* _EXERCISE TASK_
The entries need to be copied exactly.

* _SOURCE RECORDS_
====

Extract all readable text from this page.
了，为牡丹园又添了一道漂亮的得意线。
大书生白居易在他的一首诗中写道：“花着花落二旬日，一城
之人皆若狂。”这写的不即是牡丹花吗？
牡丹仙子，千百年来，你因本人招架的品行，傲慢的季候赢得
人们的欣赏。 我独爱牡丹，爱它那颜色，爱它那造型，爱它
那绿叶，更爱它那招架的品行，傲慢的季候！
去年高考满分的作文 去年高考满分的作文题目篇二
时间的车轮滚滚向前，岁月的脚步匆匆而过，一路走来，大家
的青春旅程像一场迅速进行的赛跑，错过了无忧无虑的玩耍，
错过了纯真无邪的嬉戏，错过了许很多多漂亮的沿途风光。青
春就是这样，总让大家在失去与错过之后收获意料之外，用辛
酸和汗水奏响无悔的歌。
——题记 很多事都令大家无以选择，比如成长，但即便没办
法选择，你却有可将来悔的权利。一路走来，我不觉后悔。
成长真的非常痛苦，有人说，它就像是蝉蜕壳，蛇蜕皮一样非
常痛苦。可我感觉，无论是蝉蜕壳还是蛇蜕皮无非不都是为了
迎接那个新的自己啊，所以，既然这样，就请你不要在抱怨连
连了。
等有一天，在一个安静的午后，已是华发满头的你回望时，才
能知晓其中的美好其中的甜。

====

* _EXERCISE RESULT_
Extract all readable text from this page.
了，为牡丹园又添了一道漂亮的得意线。
大书生白居易在他的一首诗中写道：“花着花落二旬日，一城
之人皆若狂。”这写的不即是牡丹花吗？
牡丹仙子，千百年来，你因本人招架的品行，傲慢的季候赢得
人们的欣赏。 我独爱牡丹，爱它那颜色，爱它那造型，爱它
那绿叶，更爱它那招架的品行，傲慢的季候！
去年高考满分的作文 去年高考满分的作文题目篇二
时间的车轮滚滚向前，岁月的脚步匆匆而过，一路走来，大家
的青春旅程像一场迅速进行的赛跑，错过了无忧无虑的玩耍，
错过了纯真无邪的嬉戏，错过了许很多多漂亮的沿途风光。青
春就是这样，总让大家在失去与错过之后收获意料之外，用辛
酸和汗水奏响无悔的歌。
——题记 很多事都令大家无以选择，比如成长，但即便没办
法选择，你却有可将来悔的权利。一路走来，我不觉后悔。
成长真的非常痛苦，有人说，它就像是蝉蜕壳，蛇蜕皮一样非
常痛苦。可我感觉，无论是蝉蜕壳还是蛇蜕皮无非不都是为了
迎接那个新的自己啊，所以，既然这样，就请你不要在抱怨连
连了。
等有一天，在一个安静的午后，已是华发满头的你回望时，才
能知晓其中的美好其中的甜。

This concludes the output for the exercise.